▶ [Written problem] Return every record below exactly as written, but leave out the pictures.

Records from a collection
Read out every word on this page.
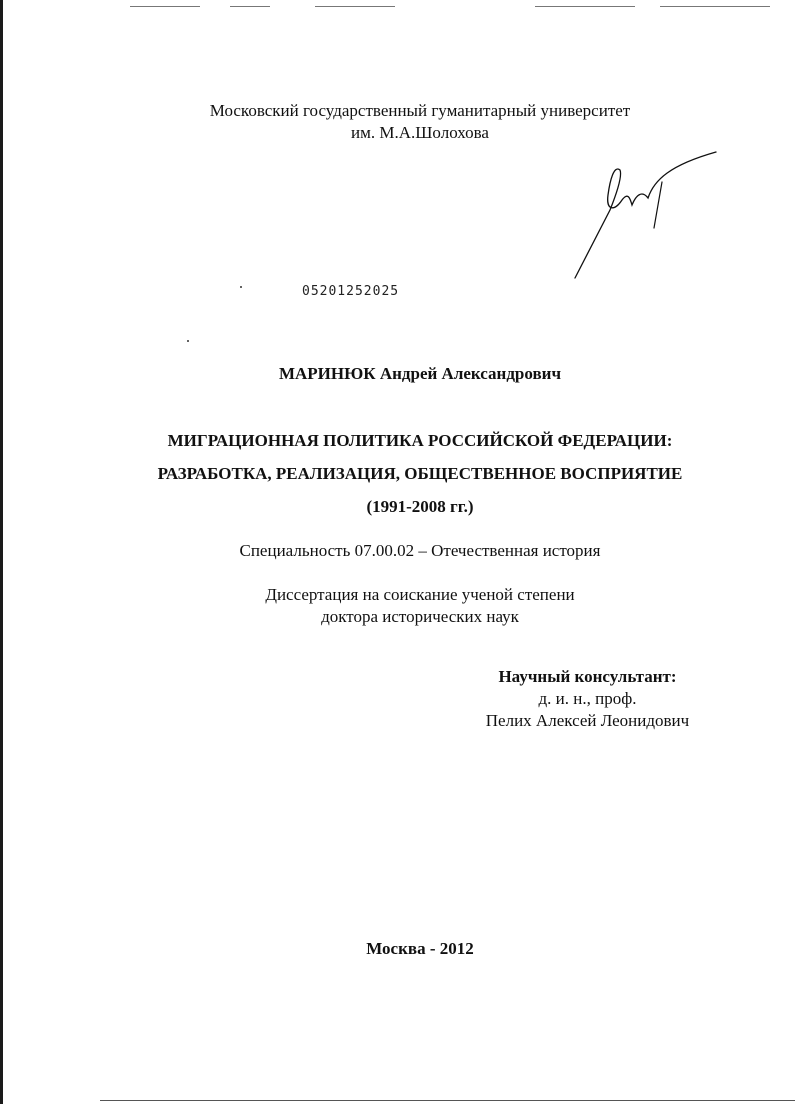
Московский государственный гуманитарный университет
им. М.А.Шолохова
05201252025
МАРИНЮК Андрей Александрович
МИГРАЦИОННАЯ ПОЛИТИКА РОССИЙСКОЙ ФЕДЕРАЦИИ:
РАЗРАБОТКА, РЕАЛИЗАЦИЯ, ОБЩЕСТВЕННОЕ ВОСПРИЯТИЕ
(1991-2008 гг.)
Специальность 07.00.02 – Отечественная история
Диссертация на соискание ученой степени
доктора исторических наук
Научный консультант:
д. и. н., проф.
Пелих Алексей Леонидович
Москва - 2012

▶ [Finished answer]
Read out every word on this page.
Московский государственный гуманитарный университет
им. М.А.Шолохова
05201252025
МАРИНЮК Андрей Александрович
МИГРАЦИОННАЯ ПОЛИТИКА РОССИЙСКОЙ ФЕДЕРАЦИИ:
РАЗРАБОТКА, РЕАЛИЗАЦИЯ, ОБЩЕСТВЕННОЕ ВОСПРИЯТИЕ
(1991-2008 гг.)
Специальность 07.00.02 – Отечественная история
Диссертация на соискание ученой степени
доктора исторических наук
Научный консультант:
д. и. н., проф.
Пелих Алексей Леонидович
Москва - 2012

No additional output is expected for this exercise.